Entries taken from a collection
>>>

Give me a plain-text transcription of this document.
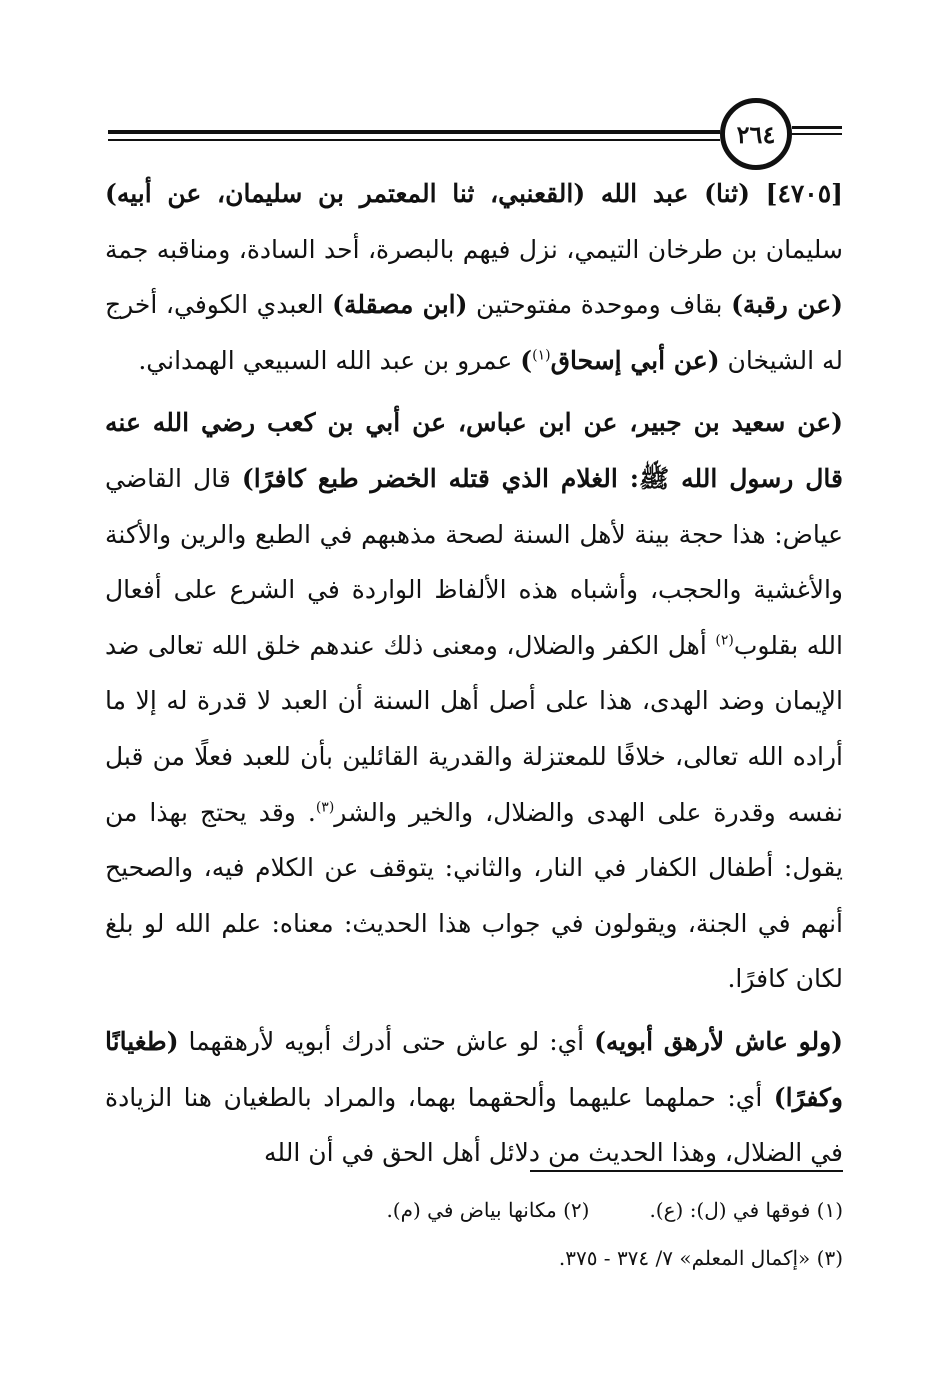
٢٦٤

[٤٧٠٥] (ثنا) عبد الله (القعنبي، ثنا المعتمر بن سليمان، عن أبيه) سليمان بن طرخان التيمي، نزل فيهم بالبصرة، أحد السادة، ومناقبه جمة (عن رقبة) بقاف وموحدة مفتوحتين (ابن مصقلة) العبدي الكوفي، أخرج له الشيخان (عن أبي إسحاق$^{(١)}$) عمرو بن عبد الله السبيعي الهمداني.

(عن سعيد بن جبير، عن ابن عباس، عن أبي بن كعب رضي الله عنه قال رسول الله ﷺ: الغلام الذي قتله الخضر طبع كافرًا) قال القاضي عياض: هذا حجة بينة لأهل السنة لصحة مذهبهم في الطبع والرين والأكنة والأغشية والحجب، وأشباه هذه الألفاظ الواردة في الشرع على أفعال الله بقلوب$^{(٢)}$ أهل الكفر والضلال، ومعنى ذلك عندهم خلق الله تعالى ضد الإيمان وضد الهدى، هذا على أصل أهل السنة أن العبد لا قدرة له إلا ما أراده الله تعالى، خلافًا للمعتزلة والقدرية القائلين بأن للعبد فعلًا من قبل نفسه وقدرة على الهدى والضلال، والخير والشر$^{(٣)}$. وقد يحتج بهذا من يقول: أطفال الكفار في النار، والثاني: يتوقف عن الكلام فيه، والصحيح أنهم في الجنة، ويقولون في جواب هذا الحديث: معناه: علم الله لو بلغ لكان كافرًا.

(ولو عاش لأرهق أبويه) أي: لو عاش حتى أدرك أبويه لأرهقهما (طغيانًا وكفرًا) أي: حملهما عليهما وألحقهما بهما، والمراد بالطغيان هنا الزيادة في الضلال، وهذا الحديث من دلائل أهل الحق في أن الله

(١) فوقها في (ل): (ع).
(٢) مكانها بياض في (م).
(٣) «إكمال المعلم» ٧/ ٣٧٤ - ٣٧٥.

<<<

Problem statement> From the records above, pull out each line that has "الله".

Solution to this task>
[٤٧٠٥] (ثنا) عبد الله (القعنبي، ثنا المعتمر بن سليمان، عن أبيه) سليمان بن طرخان التيمي، نزل فيهم بالبصرة، أحد السادة، ومناقبه جمة (عن رقبة) بقاف وموحدة مفتوحتين (ابن مصقلة) العبدي الكوفي، أخرج له الشيخان (عن أبي إسحاق$^{(١)}$) عمرو بن عبد الله السبيعي الهمداني.
(عن سعيد بن جبير، عن ابن عباس، عن أبي بن كعب رضي الله عنه قال رسول الله ﷺ: الغلام الذي قتله الخضر طبع كافرًا) قال القاضي عياض: هذا حجة بينة لأهل السنة لصحة مذهبهم في الطبع والرين والأكنة والأغشية والحجب، وأشباه هذه الألفاظ الواردة في الشرع على أفعال الله بقلوب$^{(٢)}$ أهل الكفر والضلال، ومعنى ذلك عندهم خلق الله تعالى ضد الإيمان وضد الهدى، هذا على أصل أهل السنة أن العبد لا قدرة له إلا ما أراده الله تعالى، خلافًا للمعتزلة والقدرية القائلين بأن للعبد فعلًا من قبل نفسه وقدرة على الهدى والضلال، والخير والشر$^{(٣)}$. وقد يحتج بهذا من يقول: أطفال الكفار في النار، والثاني: يتوقف عن الكلام فيه، والصحيح أنهم في الجنة، ويقولون في جواب هذا الحديث: معناه: علم الله لو بلغ لكان كافرًا.
(ولو عاش لأرهق أبويه) أي: لو عاش حتى أدرك أبويه لأرهقهما (طغيانًا وكفرًا) أي: حملهما عليهما وألحقهما بهما، والمراد بالطغيان هنا الزيادة في الضلال، وهذا الحديث من دلائل أهل الحق في أن الله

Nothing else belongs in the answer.